● **SHORT PROBLEM**
Tell how many lines carry the word "explainability"; the reply is the number and nothing else.

● **GIVEN DATA**
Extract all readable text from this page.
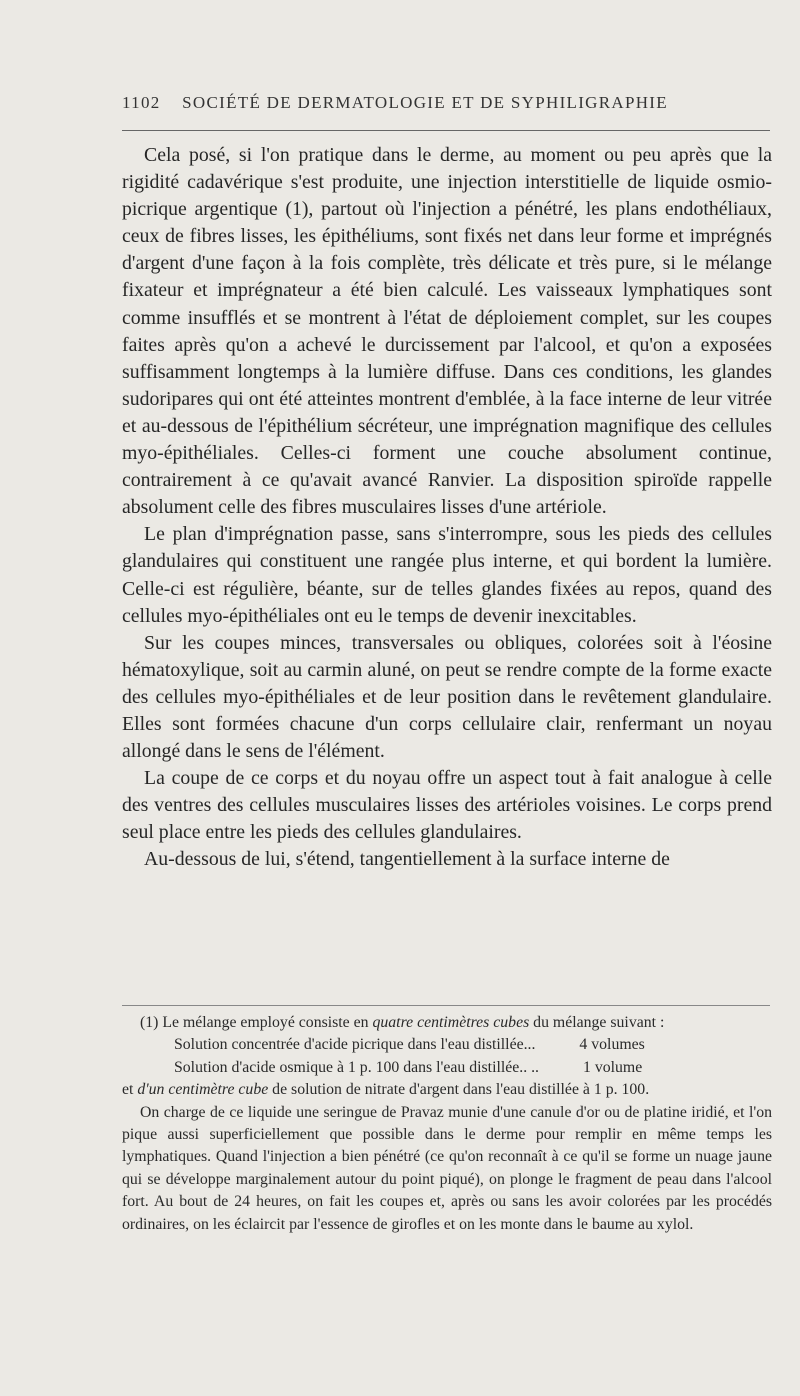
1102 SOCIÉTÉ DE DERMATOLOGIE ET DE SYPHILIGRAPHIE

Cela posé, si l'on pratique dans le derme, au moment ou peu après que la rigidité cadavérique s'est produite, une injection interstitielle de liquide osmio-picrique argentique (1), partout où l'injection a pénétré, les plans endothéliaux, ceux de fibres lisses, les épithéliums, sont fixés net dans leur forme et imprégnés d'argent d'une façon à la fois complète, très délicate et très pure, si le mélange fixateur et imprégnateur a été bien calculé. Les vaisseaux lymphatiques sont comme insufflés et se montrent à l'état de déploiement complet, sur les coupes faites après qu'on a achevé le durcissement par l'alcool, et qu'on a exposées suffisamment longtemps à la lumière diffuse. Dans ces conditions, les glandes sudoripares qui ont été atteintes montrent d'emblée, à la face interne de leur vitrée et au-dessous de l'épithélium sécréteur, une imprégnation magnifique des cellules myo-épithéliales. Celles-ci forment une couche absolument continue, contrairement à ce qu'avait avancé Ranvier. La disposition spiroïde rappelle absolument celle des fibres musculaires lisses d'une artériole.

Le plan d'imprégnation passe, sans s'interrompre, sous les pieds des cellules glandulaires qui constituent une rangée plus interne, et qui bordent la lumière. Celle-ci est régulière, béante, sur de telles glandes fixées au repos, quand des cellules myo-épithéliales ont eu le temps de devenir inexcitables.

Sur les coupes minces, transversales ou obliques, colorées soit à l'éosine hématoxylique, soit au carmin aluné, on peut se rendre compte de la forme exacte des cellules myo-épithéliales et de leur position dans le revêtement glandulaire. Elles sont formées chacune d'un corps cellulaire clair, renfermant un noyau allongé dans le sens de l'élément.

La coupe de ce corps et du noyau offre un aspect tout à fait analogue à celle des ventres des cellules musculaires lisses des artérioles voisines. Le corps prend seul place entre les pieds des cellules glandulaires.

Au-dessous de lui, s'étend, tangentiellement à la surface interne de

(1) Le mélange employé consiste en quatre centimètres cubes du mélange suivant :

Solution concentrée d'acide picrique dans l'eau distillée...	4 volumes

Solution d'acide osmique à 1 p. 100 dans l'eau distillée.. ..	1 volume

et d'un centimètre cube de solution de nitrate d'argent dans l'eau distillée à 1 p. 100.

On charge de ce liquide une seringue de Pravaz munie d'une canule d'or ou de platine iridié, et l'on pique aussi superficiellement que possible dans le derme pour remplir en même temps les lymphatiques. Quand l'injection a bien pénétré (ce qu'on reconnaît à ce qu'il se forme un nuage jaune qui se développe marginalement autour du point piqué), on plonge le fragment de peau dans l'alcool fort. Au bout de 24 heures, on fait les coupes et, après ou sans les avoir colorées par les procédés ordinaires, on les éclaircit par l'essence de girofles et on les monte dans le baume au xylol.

==

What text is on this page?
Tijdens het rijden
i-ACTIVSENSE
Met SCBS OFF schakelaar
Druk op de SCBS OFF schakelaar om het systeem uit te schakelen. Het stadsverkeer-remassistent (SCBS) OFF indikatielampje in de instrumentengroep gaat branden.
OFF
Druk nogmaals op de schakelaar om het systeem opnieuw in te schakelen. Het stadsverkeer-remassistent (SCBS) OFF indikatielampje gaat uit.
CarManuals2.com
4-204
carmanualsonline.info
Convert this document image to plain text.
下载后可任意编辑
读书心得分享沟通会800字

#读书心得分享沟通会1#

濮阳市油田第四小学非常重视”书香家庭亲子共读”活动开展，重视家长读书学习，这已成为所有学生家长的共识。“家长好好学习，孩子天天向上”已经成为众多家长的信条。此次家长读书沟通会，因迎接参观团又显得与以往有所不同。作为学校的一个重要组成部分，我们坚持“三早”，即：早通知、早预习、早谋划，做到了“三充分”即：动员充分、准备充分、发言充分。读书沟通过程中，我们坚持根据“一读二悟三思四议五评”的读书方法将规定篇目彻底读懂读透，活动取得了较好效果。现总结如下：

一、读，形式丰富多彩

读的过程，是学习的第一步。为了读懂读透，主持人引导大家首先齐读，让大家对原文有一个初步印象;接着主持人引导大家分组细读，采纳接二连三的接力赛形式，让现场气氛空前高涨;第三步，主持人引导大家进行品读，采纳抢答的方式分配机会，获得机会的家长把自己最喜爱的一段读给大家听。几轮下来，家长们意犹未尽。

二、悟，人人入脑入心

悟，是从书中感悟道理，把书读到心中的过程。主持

==

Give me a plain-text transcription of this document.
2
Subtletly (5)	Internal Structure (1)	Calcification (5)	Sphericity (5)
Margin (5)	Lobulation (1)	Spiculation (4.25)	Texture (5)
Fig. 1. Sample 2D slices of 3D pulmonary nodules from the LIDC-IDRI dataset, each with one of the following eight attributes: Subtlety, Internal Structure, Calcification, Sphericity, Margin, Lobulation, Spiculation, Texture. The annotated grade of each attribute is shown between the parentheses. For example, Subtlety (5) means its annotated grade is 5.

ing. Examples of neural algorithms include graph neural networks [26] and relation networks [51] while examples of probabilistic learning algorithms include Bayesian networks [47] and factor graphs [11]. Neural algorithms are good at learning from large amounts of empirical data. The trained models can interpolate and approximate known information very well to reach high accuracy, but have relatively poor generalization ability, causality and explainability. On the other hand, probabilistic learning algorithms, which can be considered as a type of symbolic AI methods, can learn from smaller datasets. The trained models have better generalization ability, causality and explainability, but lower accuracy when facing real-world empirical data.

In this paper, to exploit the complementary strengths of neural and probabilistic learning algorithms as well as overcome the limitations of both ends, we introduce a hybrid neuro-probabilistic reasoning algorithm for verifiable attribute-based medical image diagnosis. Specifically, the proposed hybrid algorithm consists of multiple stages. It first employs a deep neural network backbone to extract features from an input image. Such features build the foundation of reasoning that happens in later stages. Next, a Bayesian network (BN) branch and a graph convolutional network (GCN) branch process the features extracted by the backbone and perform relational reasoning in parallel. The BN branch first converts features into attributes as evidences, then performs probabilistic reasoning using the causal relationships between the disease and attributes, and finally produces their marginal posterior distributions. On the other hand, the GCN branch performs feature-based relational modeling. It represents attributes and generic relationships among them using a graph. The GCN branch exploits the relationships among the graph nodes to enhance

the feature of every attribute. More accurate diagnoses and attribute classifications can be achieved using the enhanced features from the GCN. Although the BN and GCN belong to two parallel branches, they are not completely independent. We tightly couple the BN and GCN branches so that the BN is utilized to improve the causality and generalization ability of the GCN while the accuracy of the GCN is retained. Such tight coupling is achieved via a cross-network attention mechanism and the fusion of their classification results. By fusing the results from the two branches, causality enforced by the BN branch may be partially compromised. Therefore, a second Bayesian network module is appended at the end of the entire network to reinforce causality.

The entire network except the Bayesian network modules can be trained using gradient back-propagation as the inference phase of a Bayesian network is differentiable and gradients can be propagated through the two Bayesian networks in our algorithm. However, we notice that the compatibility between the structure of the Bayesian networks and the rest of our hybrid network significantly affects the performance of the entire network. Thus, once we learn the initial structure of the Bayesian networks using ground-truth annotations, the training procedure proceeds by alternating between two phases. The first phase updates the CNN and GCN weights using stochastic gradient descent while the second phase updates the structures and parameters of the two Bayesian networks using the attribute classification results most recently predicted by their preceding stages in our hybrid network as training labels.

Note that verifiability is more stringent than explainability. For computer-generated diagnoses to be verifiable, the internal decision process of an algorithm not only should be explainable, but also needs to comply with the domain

● **SOLUTION**
2